◆ Your goal:
Gather each line of the entries below that includes "Births".

=== Data for processing ===

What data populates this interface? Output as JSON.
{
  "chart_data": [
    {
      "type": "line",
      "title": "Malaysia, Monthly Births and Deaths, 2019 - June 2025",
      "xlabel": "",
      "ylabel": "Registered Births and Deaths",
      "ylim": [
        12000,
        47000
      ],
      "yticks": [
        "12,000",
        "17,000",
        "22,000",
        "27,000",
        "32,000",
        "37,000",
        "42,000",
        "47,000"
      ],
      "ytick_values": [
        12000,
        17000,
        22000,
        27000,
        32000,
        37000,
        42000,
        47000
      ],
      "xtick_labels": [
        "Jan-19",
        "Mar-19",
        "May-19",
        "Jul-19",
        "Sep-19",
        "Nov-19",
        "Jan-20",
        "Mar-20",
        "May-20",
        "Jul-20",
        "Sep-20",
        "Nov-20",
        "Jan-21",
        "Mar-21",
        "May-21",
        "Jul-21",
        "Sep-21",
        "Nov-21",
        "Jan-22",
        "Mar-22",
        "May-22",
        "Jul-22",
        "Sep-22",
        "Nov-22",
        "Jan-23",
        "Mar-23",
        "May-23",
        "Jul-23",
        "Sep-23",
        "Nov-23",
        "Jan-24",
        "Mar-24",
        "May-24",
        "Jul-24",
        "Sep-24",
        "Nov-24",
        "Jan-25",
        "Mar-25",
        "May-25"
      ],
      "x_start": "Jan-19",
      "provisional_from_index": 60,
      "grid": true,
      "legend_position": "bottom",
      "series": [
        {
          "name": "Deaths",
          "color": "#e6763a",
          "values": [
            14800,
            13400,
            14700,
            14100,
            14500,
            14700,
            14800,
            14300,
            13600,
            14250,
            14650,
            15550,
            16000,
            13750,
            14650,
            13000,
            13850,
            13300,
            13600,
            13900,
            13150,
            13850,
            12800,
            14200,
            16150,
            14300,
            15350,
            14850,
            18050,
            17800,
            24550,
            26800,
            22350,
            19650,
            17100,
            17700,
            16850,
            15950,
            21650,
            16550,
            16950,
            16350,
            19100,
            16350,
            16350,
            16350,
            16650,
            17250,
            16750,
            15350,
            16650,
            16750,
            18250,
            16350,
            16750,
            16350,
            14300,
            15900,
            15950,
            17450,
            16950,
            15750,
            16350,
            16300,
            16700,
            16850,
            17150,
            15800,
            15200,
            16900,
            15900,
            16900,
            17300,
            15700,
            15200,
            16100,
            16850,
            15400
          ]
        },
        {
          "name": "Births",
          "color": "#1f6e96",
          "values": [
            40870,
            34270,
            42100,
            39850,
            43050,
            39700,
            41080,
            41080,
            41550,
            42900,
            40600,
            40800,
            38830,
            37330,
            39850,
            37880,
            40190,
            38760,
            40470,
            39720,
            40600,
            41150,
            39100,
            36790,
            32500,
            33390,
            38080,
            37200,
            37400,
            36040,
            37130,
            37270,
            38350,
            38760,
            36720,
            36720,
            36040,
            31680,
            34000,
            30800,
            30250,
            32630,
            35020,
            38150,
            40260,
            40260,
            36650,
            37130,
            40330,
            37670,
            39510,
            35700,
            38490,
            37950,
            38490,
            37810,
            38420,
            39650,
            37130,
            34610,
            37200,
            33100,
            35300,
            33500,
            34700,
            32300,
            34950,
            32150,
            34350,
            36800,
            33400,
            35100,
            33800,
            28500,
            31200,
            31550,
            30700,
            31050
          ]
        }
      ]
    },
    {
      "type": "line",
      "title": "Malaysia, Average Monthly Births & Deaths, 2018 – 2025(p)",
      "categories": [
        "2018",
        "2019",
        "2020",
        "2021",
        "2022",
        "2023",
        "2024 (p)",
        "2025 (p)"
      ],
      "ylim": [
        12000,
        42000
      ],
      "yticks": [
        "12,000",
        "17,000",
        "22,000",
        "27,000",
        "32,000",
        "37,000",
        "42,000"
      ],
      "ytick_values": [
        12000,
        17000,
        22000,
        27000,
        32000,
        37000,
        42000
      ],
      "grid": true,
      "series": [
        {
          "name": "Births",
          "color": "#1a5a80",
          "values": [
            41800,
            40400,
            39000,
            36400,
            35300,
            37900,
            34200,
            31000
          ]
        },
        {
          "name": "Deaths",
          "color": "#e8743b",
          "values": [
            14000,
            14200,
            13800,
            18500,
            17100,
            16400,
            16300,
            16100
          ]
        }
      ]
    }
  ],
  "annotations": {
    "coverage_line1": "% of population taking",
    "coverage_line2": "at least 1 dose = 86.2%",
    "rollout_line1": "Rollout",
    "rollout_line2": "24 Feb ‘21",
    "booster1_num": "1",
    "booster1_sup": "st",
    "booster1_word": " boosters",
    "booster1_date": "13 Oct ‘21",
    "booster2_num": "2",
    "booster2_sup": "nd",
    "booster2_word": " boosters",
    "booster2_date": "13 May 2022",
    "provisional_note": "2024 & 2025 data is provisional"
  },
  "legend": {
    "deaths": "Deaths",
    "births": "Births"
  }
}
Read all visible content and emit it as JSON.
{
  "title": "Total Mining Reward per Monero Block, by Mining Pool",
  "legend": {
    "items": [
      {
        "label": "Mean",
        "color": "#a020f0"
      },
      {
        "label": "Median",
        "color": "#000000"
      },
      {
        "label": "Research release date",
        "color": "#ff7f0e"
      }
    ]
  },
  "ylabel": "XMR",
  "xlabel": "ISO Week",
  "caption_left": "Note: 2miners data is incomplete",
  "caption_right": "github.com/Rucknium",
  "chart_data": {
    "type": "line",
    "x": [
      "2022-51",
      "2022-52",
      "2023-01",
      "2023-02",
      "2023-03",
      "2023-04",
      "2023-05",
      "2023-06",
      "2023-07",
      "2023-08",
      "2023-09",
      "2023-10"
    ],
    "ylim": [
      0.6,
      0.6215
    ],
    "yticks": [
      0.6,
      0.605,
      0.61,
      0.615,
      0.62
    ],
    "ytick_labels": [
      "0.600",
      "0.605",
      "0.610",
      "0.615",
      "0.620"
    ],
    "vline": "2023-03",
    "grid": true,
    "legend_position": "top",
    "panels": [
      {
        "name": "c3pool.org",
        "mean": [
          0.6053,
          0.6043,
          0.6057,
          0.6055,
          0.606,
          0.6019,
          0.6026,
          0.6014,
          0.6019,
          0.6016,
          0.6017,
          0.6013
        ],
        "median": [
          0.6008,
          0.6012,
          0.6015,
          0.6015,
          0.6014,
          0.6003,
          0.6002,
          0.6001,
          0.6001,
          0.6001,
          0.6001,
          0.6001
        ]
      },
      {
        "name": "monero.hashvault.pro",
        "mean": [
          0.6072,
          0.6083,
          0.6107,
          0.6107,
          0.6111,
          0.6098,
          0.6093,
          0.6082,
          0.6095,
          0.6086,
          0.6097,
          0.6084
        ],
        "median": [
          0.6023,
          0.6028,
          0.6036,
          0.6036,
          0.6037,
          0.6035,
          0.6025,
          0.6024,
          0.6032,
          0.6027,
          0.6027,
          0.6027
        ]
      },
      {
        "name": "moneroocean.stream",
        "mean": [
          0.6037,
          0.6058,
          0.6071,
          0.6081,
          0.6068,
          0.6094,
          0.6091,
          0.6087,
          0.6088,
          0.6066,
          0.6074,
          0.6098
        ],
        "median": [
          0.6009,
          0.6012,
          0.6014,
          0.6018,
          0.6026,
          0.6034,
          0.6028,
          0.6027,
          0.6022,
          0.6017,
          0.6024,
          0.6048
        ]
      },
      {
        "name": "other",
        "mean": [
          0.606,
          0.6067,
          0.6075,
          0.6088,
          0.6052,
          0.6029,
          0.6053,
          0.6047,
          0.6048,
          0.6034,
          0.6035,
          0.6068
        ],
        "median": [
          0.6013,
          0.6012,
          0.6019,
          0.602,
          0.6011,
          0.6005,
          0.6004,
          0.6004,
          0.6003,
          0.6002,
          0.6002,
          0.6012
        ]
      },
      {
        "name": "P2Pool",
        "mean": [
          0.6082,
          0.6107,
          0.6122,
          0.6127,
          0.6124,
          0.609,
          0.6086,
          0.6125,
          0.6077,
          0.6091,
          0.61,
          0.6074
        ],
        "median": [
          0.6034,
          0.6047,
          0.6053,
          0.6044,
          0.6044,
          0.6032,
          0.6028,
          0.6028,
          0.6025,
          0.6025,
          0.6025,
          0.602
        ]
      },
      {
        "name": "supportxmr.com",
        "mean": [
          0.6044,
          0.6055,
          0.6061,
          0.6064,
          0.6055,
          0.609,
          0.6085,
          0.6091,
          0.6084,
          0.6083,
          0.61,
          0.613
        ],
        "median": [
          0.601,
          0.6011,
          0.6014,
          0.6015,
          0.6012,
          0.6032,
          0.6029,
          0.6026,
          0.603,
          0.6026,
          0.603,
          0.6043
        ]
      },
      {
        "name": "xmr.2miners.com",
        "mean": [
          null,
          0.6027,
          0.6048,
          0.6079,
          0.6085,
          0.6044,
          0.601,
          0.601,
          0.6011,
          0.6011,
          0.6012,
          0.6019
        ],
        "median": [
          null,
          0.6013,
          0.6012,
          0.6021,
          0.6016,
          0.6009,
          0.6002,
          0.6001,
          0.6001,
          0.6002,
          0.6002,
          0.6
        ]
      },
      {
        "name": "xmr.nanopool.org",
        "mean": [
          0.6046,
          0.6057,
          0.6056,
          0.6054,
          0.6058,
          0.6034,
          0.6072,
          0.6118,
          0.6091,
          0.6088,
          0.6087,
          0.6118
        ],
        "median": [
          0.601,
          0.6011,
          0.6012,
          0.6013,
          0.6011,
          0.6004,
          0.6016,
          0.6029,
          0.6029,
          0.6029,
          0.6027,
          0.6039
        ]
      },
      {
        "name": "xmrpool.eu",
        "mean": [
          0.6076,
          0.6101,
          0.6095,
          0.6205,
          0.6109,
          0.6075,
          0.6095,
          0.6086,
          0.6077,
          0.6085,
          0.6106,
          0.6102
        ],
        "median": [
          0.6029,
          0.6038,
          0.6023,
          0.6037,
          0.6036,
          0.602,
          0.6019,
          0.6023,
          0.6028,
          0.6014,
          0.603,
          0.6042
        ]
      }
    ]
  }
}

===

◆ Final result:
      "title": "Malaysia, Monthly Births and Deaths, 2019 - June 2025",
      "ylabel": "Registered Births and Deaths",
          "name": "Births",
      "title": "Malaysia, Average Monthly Births & Deaths, 2018 – 2025(p)",
          "name": "Births",
    "births": "Births"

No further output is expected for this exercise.